- _WHAT YOU HAVE TO DO_: Please print exactly the lines running from the one that contains "Type out the text in this image." to the end of the data, with both lines included.

- _DATA PROVIDED_:

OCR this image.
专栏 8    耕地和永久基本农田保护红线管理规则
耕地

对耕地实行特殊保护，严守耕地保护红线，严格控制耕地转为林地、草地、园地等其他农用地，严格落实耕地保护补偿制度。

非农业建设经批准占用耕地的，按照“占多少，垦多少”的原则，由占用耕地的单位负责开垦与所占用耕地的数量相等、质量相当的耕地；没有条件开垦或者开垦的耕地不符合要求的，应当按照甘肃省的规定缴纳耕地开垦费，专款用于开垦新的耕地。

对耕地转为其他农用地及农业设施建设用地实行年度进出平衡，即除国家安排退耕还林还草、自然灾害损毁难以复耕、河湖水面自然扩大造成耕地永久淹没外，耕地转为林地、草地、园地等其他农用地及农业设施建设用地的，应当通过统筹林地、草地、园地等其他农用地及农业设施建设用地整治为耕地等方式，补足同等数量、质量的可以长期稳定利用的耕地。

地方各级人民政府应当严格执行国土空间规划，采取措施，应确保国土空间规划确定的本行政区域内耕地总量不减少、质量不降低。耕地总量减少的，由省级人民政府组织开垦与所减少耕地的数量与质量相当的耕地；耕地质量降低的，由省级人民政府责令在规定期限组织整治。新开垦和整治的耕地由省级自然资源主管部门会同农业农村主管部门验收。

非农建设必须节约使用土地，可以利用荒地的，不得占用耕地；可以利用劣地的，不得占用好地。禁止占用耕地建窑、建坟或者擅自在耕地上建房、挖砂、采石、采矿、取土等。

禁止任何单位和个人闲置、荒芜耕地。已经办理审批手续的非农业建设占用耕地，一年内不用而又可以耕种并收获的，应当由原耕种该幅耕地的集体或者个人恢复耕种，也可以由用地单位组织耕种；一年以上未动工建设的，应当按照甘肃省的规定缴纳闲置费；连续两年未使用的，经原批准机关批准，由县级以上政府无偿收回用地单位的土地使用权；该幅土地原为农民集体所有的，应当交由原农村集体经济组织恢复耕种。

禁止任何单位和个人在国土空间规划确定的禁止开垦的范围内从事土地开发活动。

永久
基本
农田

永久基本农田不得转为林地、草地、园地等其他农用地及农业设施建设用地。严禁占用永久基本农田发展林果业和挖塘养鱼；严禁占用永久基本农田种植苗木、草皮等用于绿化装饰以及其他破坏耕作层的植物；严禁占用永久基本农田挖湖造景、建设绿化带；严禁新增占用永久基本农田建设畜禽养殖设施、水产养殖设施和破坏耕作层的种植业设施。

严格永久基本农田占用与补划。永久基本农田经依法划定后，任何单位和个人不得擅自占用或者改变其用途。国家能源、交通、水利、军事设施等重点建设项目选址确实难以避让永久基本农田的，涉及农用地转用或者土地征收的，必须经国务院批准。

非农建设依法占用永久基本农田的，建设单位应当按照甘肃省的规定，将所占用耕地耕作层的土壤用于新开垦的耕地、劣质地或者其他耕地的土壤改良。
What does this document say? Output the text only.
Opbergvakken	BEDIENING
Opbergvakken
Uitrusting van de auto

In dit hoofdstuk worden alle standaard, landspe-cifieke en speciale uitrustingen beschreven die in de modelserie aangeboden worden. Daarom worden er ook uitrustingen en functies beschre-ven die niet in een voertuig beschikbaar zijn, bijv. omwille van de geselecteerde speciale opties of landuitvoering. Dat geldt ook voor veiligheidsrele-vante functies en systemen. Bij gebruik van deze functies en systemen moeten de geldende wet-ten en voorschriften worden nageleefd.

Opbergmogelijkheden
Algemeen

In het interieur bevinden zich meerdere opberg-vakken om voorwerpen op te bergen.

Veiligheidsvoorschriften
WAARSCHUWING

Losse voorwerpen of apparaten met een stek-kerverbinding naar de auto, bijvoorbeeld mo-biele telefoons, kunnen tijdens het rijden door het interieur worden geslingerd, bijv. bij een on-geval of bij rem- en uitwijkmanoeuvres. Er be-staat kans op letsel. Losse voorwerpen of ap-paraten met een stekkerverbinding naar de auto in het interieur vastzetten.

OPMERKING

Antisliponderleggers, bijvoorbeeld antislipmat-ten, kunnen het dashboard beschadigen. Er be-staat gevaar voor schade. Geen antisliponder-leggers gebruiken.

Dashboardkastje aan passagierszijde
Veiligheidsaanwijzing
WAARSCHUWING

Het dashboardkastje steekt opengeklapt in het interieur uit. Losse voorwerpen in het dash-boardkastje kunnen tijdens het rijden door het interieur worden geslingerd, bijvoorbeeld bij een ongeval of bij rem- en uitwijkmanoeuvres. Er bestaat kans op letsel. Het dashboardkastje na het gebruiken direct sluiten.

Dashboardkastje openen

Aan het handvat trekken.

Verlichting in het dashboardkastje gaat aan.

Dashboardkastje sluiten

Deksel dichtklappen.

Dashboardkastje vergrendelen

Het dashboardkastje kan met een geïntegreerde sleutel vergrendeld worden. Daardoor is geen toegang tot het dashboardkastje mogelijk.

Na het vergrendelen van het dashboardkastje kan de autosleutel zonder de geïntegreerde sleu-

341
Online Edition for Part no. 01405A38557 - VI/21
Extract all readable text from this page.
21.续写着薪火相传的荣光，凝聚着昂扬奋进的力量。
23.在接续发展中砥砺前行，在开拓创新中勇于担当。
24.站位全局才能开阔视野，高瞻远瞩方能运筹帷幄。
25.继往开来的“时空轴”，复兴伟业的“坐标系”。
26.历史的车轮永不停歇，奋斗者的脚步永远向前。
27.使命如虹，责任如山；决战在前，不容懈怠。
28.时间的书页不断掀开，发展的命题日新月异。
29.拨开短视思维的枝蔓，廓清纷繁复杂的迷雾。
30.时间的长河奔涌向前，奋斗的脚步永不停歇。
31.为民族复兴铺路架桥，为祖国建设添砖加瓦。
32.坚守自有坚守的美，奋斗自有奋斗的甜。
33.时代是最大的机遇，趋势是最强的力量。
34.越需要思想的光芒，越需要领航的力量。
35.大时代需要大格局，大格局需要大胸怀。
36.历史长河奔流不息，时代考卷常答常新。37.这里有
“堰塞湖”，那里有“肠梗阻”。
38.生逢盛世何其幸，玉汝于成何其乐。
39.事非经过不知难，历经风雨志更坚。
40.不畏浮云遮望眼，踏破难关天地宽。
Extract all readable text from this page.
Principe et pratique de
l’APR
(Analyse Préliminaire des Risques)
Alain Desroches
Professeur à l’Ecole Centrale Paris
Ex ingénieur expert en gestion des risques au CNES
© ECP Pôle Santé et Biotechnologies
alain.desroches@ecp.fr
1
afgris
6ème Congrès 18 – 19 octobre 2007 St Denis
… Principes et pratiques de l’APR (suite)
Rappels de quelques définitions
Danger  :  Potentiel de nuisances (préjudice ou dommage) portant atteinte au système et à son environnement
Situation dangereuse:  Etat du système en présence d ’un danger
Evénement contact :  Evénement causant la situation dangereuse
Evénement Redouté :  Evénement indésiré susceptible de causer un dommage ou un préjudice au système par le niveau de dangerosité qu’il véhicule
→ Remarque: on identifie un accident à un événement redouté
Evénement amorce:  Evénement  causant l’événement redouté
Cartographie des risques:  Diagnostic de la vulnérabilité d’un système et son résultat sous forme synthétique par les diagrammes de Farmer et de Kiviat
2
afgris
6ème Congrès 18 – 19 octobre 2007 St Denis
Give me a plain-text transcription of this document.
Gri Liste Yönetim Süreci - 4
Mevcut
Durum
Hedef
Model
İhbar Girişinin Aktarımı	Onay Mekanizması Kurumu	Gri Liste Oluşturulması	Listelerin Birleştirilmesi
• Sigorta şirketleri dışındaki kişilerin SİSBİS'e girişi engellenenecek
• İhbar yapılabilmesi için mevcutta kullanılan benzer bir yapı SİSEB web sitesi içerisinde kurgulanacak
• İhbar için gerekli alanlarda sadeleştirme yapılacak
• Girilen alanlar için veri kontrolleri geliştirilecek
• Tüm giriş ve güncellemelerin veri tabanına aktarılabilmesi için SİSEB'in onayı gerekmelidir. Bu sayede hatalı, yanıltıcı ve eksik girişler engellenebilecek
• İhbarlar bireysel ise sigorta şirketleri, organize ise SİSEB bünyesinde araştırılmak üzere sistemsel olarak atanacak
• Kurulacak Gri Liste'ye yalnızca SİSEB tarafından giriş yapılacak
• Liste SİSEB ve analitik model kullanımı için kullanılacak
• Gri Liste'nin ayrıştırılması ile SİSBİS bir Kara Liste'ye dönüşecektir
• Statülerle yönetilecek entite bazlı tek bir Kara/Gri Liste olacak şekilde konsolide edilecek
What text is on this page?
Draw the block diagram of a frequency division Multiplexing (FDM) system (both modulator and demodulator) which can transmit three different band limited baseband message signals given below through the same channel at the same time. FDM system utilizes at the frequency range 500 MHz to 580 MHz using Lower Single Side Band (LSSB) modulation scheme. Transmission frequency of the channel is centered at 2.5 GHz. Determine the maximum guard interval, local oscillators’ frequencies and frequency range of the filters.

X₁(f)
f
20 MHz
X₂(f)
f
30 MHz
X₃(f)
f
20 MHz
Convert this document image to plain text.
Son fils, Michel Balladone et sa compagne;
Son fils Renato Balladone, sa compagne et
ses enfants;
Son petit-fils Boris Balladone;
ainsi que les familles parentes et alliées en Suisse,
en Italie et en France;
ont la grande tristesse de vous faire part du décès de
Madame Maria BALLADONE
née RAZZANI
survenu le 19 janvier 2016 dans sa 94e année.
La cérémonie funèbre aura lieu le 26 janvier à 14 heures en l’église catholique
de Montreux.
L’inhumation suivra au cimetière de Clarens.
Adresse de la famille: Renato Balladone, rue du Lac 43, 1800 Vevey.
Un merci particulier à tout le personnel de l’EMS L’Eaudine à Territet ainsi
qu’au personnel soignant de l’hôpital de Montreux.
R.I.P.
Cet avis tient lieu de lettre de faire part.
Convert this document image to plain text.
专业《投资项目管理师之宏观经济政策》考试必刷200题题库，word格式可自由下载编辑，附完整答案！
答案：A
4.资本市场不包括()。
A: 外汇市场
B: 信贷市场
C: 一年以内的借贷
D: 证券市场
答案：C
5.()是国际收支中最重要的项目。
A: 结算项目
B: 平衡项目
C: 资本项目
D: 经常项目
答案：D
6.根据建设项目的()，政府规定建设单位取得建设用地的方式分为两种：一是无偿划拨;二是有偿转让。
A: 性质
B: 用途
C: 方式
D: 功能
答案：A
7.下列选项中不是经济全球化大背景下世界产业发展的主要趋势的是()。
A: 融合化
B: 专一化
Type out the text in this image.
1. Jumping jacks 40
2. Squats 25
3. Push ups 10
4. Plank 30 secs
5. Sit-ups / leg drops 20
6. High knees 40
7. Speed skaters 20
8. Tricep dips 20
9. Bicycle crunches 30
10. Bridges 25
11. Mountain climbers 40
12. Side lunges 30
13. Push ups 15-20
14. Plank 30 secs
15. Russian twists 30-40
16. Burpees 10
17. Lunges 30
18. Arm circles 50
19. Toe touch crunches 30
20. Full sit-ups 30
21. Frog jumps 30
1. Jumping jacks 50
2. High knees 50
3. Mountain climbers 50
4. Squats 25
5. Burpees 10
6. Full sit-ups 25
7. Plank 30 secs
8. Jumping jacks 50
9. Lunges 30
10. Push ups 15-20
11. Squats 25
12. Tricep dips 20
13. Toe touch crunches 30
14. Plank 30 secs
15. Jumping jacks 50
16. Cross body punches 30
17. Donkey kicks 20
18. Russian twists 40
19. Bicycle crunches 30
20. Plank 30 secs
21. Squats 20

- _EXERCISE OUTPUT_:
Type out the text in this image.
1. Jumping jacks 40
2. Squats 25
3. Push ups 10
4. Plank 30 secs
5. Sit-ups / leg drops 20
6. High knees 40
7. Speed skaters 20
8. Tricep dips 20
9. Bicycle crunches 30
10. Bridges 25
11. Mountain climbers 40
12. Side lunges 30
13. Push ups 15-20
14. Plank 30 secs
15. Russian twists 30-40
16. Burpees 10
17. Lunges 30
18. Arm circles 50
19. Toe touch crunches 30
20. Full sit-ups 30
21. Frog jumps 30
1. Jumping jacks 50
2. High knees 50
3. Mountain climbers 50
4. Squats 25
5. Burpees 10
6. Full sit-ups 25
7. Plank 30 secs
8. Jumping jacks 50
9. Lunges 30
10. Push ups 15-20
11. Squats 25
12. Tricep dips 20
13. Toe touch crunches 30
14. Plank 30 secs
15. Jumping jacks 50
16. Cross body punches 30
17. Donkey kicks 20
18. Russian twists 40
19. Bicycle crunches 30
20. Plank 30 secs
21. Squats 20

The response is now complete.